■ TASK DETAILS
Give an exact copy of every line, leaving images out.

■ Extracted records
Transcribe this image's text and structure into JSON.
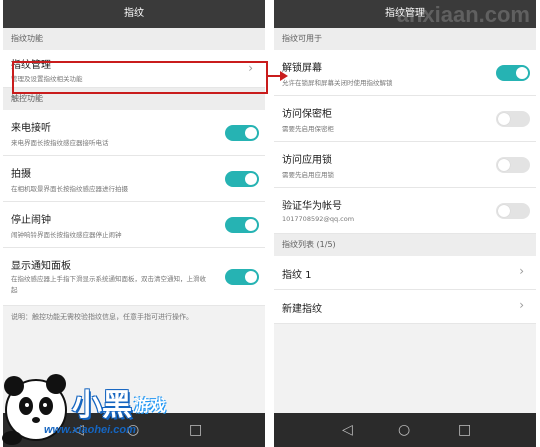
{
  "left": {
    "title": "指纹",
    "section1": "指纹功能",
    "manage": {
      "title": "指纹管理",
      "sub": "管理及设置指纹相关功能"
    },
    "section2": "触控功能",
    "items": [
      {
        "title": "来电接听",
        "sub": "来电界面长按指纹感应器接听电话",
        "on": true
      },
      {
        "title": "拍摄",
        "sub": "在相机取景界面长按指纹感应器进行拍摄",
        "on": true
      },
      {
        "title": "停止闹钟",
        "sub": "闹钟响铃界面长按指纹感应器停止闹钟",
        "on": true
      },
      {
        "title": "显示通知面板",
        "sub": "在指纹感应器上手指下滑显示系统通知面板，双击清空通知，上滑收起",
        "on": true
      }
    ],
    "note": "说明：触控功能无需校验指纹信息，任意手指可进行操作。"
  },
  "right": {
    "title": "指纹管理",
    "watermark": "anxiaan.com",
    "section1": "指纹可用于",
    "items": [
      {
        "title": "解锁屏幕",
        "sub": "允许在锁屏和屏幕关闭时使用指纹解锁",
        "on": true
      },
      {
        "title": "访问保密柜",
        "sub": "需要先启用保密柜",
        "on": false
      },
      {
        "title": "访问应用锁",
        "sub": "需要先启用应用锁",
        "on": false
      },
      {
        "title": "验证华为帐号",
        "sub": "1017708592@qq.com",
        "on": false
      }
    ],
    "section2": "指纹列表 (1/5)",
    "fingerprint1": "指纹 1",
    "new_fingerprint": "新建指纹"
  },
  "logo": {
    "brand": "小黑",
    "brand2": "游戏",
    "url": "www.xiaohei.com"
  },
  "colors": {
    "accent": "#26b3b3",
    "highlight": "#c91c1c",
    "titlebar": "#3a3a3a"
  },
  "icons": {
    "chevron": "chevron-right-icon",
    "back": "back-icon",
    "home": "home-icon",
    "recents": "recents-icon"
  }
}
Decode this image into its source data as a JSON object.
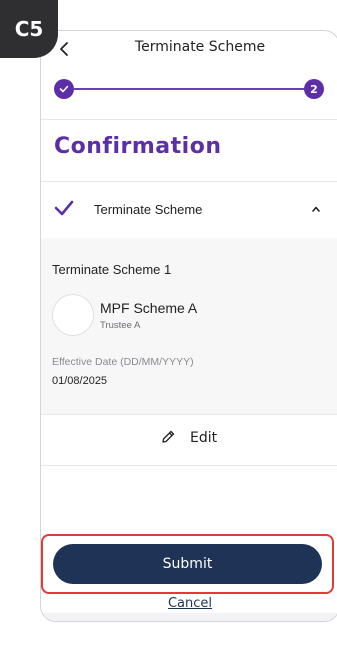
{
  "step_badge": "C5",
  "header": {
    "title": "Terminate Scheme",
    "back_icon": "chevron-left-icon"
  },
  "stepper": {
    "step1_icon": "check-icon",
    "step2_label": "2",
    "accent_color": "#5c2fa8"
  },
  "section": {
    "title": "Confirmation"
  },
  "accordion": {
    "label": "Terminate Scheme",
    "check_icon": "check-icon",
    "chevron_icon": "chevron-up-icon"
  },
  "detail": {
    "title": "Terminate Scheme 1",
    "scheme_name": "MPF Scheme A",
    "trustee": "Trustee A",
    "effective_date_label": "Effective Date (DD/MM/YYYY)",
    "effective_date_value": "01/08/2025"
  },
  "edit": {
    "label": "Edit",
    "icon": "pencil-icon"
  },
  "actions": {
    "submit_label": "Submit",
    "cancel_label": "Cancel",
    "submit_color": "#1e3355"
  },
  "highlight_color": "#e03a3a"
}
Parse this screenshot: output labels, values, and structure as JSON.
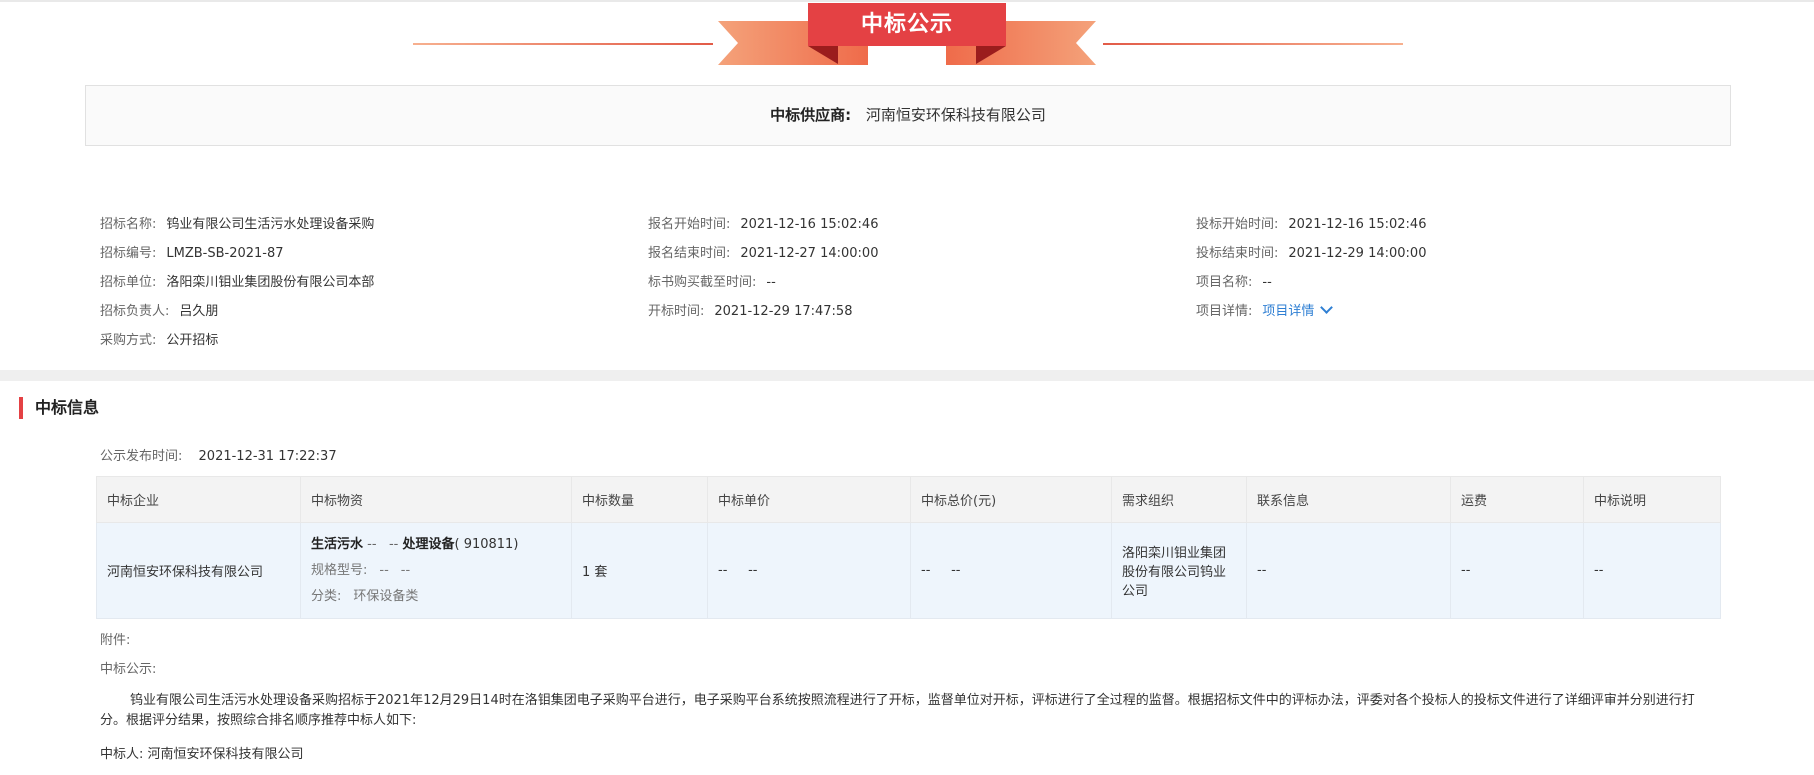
{
  "header": {
    "title": "中标公示"
  },
  "supplier": {
    "label": "中标供应商:",
    "name": "河南恒安环保科技有限公司"
  },
  "info": {
    "col1": [
      {
        "key": "招标名称:",
        "value": "钨业有限公司生活污水处理设备采购"
      },
      {
        "key": "招标编号:",
        "value": "LMZB-SB-2021-87"
      },
      {
        "key": "招标单位:",
        "value": "洛阳栾川钼业集团股份有限公司本部"
      },
      {
        "key": "招标负责人:",
        "value": "吕久朋"
      },
      {
        "key": "采购方式:",
        "value": "公开招标"
      }
    ],
    "col2": [
      {
        "key": "报名开始时间:",
        "value": "2021-12-16 15:02:46"
      },
      {
        "key": "报名结束时间:",
        "value": "2021-12-27 14:00:00"
      },
      {
        "key": "标书购买截至时间:",
        "value": "--"
      },
      {
        "key": "开标时间:",
        "value": "2021-12-29 17:47:58"
      }
    ],
    "col3": [
      {
        "key": "投标开始时间:",
        "value": "2021-12-16 15:02:46"
      },
      {
        "key": "投标结束时间:",
        "value": "2021-12-29 14:00:00"
      },
      {
        "key": "项目名称:",
        "value": "--"
      },
      {
        "key": "项目详情:",
        "value": "项目详情"
      }
    ]
  },
  "section": {
    "title": "中标信息"
  },
  "publish": {
    "label": "公示发布时间:",
    "value": "2021-12-31 17:22:37"
  },
  "table": {
    "headers": [
      "中标企业",
      "中标物资",
      "中标数量",
      "中标单价",
      "中标总价(元)",
      "需求组织",
      "联系信息",
      "运费",
      "中标说明"
    ],
    "row": {
      "company": "河南恒安环保科技有限公司",
      "material": {
        "name1": "生活污水",
        "dash1": "--",
        "dash2": "--",
        "name2": "处理设备",
        "code": "( 910811)",
        "spec_label": "规格型号:",
        "spec_v1": "--",
        "spec_v2": "--",
        "cat_label": "分类:",
        "cat_value": "环保设备类"
      },
      "quantity": "1 套",
      "unit_price_a": "--",
      "unit_price_b": "--",
      "total_a": "--",
      "total_b": "--",
      "org": "洛阳栾川钼业集团股份有限公司钨业公司",
      "contact": "--",
      "freight": "--",
      "note": "--"
    }
  },
  "attachments": {
    "label": "附件:"
  },
  "announcement": {
    "label": "中标公示:",
    "text": "钨业有限公司生活污水处理设备采购招标于2021年12月29日14时在洛钼集团电子采购平台进行，电子采购平台系统按照流程进行了开标，监督单位对开标，评标进行了全过程的监督。根据招标文件中的评标办法，评委对各个投标人的投标文件进行了详细评审并分别进行打分。根据评分结果，按照综合排名顺序推荐中标人如下:",
    "winner": "中标人: 河南恒安环保科技有限公司"
  },
  "colors": {
    "accent": "#e44144",
    "link": "#2f7fd3"
  }
}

■ EXERCISE RESULT
Transcribe this image's text and structure into JSON.
{
  "left": {
    "title": "指纹",
    "section1": "指纹功能",
    "manage": {
      "title": "指纹管理",
      "sub": "管理及设置指纹相关功能"
    },
    "section2": "触控功能",
    "items": [
      {
        "title": "来电接听",
        "sub": "来电界面长按指纹感应器接听电话",
        "on": true
      },
      {
        "title": "拍摄",
        "sub": "在相机取景界面长按指纹感应器进行拍摄",
        "on": true
      },
      {
        "title": "停止闹钟",
        "sub": "闹钟响铃界面长按指纹感应器停止闹钟",
        "on": true
      },
      {
        "title": "显示通知面板",
        "sub": "在指纹感应器上手指下滑显示系统通知面板，双击清空通知，上滑收起",
        "on": true
      }
    ],
    "note": "说明：触控功能无需校验指纹信息，任意手指可进行操作。"
  },
  "right": {
    "title": "指纹管理",
    "watermark": "anxiaan.com",
    "section1": "指纹可用于",
    "items": [
      {
        "title": "解锁屏幕",
        "sub": "允许在锁屏和屏幕关闭时使用指纹解锁",
        "on": true
      },
      {
        "title": "访问保密柜",
        "sub": "需要先启用保密柜",
        "on": false
      },
      {
        "title": "访问应用锁",
        "sub": "需要先启用应用锁",
        "on": false
      },
      {
        "title": "验证华为帐号",
        "sub": "1017708592@qq.com",
        "on": false
      }
    ],
    "section2": "指纹列表 (1/5)",
    "fingerprint1": "指纹 1",
    "new_fingerprint": "新建指纹"
  },
  "logo": {
    "brand": "小黑",
    "brand2": "游戏",
    "url": "www.xiaohei.com"
  },
  "colors": {
    "accent": "#26b3b3",
    "highlight": "#c91c1c",
    "titlebar": "#3a3a3a"
  },
  "icons": {
    "chevron": "chevron-right-icon",
    "back": "back-icon",
    "home": "home-icon",
    "recents": "recents-icon"
  }
}
Decode this image into its source data as a JSON object.
{
  "step_badge": "C5",
  "header": {
    "title": "Terminate Scheme",
    "back_icon": "chevron-left-icon"
  },
  "stepper": {
    "step1_icon": "check-icon",
    "step2_label": "2",
    "accent_color": "#5c2fa8"
  },
  "section": {
    "title": "Confirmation"
  },
  "accordion": {
    "label": "Terminate Scheme",
    "check_icon": "check-icon",
    "chevron_icon": "chevron-up-icon"
  },
  "detail": {
    "title": "Terminate Scheme 1",
    "scheme_name": "MPF Scheme A",
    "trustee": "Trustee A",
    "effective_date_label": "Effective Date (DD/MM/YYYY)",
    "effective_date_value": "01/08/2025"
  },
  "edit": {
    "label": "Edit",
    "icon": "pencil-icon"
  },
  "actions": {
    "submit_label": "Submit",
    "cancel_label": "Cancel",
    "submit_color": "#1e3355"
  },
  "highlight_color": "#e03a3a"
}
Parse this screenshot: output labels, values, and structure as JSON.
{
  "header": {
    "title": "中标公示"
  },
  "supplier": {
    "label": "中标供应商:",
    "name": "河南恒安环保科技有限公司"
  },
  "info": {
    "col1": [
      {
        "key": "招标名称:",
        "value": "钨业有限公司生活污水处理设备采购"
      },
      {
        "key": "招标编号:",
        "value": "LMZB-SB-2021-87"
      },
      {
        "key": "招标单位:",
        "value": "洛阳栾川钼业集团股份有限公司本部"
      },
      {
        "key": "招标负责人:",
        "value": "吕久朋"
      },
      {
        "key": "采购方式:",
        "value": "公开招标"
      }
    ],
    "col2": [
      {
        "key": "报名开始时间:",
        "value": "2021-12-16 15:02:46"
      },
      {
        "key": "报名结束时间:",
        "value": "2021-12-27 14:00:00"
      },
      {
        "key": "标书购买截至时间:",
        "value": "--"
      },
      {
        "key": "开标时间:",
        "value": "2021-12-29 17:47:58"
      }
    ],
    "col3": [
      {
        "key": "投标开始时间:",
        "value": "2021-12-16 15:02:46"
      },
      {
        "key": "投标结束时间:",
        "value": "2021-12-29 14:00:00"
      },
      {
        "key": "项目名称:",
        "value": "--"
      },
      {
        "key": "项目详情:",
        "value": "项目详情"
      }
    ]
  },
  "section": {
    "title": "中标信息"
  },
  "publish": {
    "label": "公示发布时间:",
    "value": "2021-12-31 17:22:37"
  },
  "table": {
    "headers": [
      "中标企业",
      "中标物资",
      "中标数量",
      "中标单价",
      "中标总价(元)",
      "需求组织",
      "联系信息",
      "运费",
      "中标说明"
    ],
    "row": {
      "company": "河南恒安环保科技有限公司",
      "material": {
        "name1": "生活污水",
        "dash1": "--",
        "dash2": "--",
        "name2": "处理设备",
        "code": "( 910811)",
        "spec_label": "规格型号:",
        "spec_v1": "--",
        "spec_v2": "--",
        "cat_label": "分类:",
        "cat_value": "环保设备类"
      },
      "quantity": "1 套",
      "unit_price_a": "--",
      "unit_price_b": "--",
      "total_a": "--",
      "total_b": "--",
      "org": "洛阳栾川钼业集团股份有限公司钨业公司",
      "contact": "--",
      "freight": "--",
      "note": "--"
    }
  },
  "attachments": {
    "label": "附件:"
  },
  "announcement": {
    "label": "中标公示:",
    "text": "钨业有限公司生活污水处理设备采购招标于2021年12月29日14时在洛钼集团电子采购平台进行，电子采购平台系统按照流程进行了开标，监督单位对开标，评标进行了全过程的监督。根据招标文件中的评标办法，评委对各个投标人的投标文件进行了详细评审并分别进行打分。根据评分结果，按照综合排名顺序推荐中标人如下:",
    "winner": "中标人: 河南恒安环保科技有限公司"
  },
  "colors": {
    "accent": "#e44144",
    "link": "#2f7fd3"
  }
}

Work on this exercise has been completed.